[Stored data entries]
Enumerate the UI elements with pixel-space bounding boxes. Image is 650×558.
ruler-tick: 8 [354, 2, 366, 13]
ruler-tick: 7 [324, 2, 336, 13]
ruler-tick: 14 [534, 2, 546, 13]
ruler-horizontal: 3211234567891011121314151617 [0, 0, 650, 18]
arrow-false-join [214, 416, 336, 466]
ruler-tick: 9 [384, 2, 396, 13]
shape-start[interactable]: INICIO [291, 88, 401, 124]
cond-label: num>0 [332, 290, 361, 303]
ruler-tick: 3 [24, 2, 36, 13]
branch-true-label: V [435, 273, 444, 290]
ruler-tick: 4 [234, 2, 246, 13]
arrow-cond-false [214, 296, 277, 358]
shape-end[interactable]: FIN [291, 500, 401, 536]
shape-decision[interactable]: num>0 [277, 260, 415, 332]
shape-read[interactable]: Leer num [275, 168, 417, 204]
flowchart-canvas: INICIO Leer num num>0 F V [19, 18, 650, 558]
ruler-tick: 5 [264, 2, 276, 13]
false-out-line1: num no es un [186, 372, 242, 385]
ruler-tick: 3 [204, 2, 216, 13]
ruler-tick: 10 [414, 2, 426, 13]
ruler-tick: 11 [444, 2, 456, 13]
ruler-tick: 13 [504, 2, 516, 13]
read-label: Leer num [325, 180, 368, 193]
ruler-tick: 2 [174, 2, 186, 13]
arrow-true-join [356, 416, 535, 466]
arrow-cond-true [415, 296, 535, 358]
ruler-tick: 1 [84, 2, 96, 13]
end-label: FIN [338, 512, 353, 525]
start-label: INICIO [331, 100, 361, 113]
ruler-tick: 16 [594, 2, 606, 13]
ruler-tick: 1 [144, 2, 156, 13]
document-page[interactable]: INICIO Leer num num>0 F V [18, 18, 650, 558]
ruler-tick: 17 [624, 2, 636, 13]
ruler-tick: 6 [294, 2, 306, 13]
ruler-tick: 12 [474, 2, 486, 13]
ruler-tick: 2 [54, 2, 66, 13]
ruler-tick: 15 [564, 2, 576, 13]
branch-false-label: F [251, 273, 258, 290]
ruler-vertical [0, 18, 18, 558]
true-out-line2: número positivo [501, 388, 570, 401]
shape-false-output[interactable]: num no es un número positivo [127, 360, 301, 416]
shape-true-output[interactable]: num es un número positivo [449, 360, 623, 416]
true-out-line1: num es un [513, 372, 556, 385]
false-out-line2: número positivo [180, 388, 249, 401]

Set exercise
Give the lines from the beginning of the stored data entries through the line containing "arrow-cond-true [415, 296, 535, 358]" again, substituting "ruler-mark" for "ruler-tick" and leaving everything else unchanged.

Written response
Enumerate the UI elements with pixel-space bounding boxes. Image is 650×558.
ruler-mark: 8 [354, 2, 366, 13]
ruler-mark: 7 [324, 2, 336, 13]
ruler-mark: 14 [534, 2, 546, 13]
ruler-horizontal: 3211234567891011121314151617 [0, 0, 650, 18]
arrow-false-join [214, 416, 336, 466]
ruler-mark: 9 [384, 2, 396, 13]
shape-start[interactable]: INICIO [291, 88, 401, 124]
cond-label: num>0 [332, 290, 361, 303]
ruler-mark: 3 [24, 2, 36, 13]
branch-true-label: V [435, 273, 444, 290]
ruler-mark: 4 [234, 2, 246, 13]
arrow-cond-false [214, 296, 277, 358]
shape-end[interactable]: FIN [291, 500, 401, 536]
shape-decision[interactable]: num>0 [277, 260, 415, 332]
shape-read[interactable]: Leer num [275, 168, 417, 204]
flowchart-canvas: INICIO Leer num num>0 F V [19, 18, 650, 558]
ruler-mark: 5 [264, 2, 276, 13]
false-out-line1: num no es un [186, 372, 242, 385]
ruler-mark: 3 [204, 2, 216, 13]
ruler-mark: 10 [414, 2, 426, 13]
ruler-mark: 11 [444, 2, 456, 13]
ruler-mark: 13 [504, 2, 516, 13]
read-label: Leer num [325, 180, 368, 193]
ruler-mark: 2 [174, 2, 186, 13]
arrow-true-join [356, 416, 535, 466]
arrow-cond-true [415, 296, 535, 358]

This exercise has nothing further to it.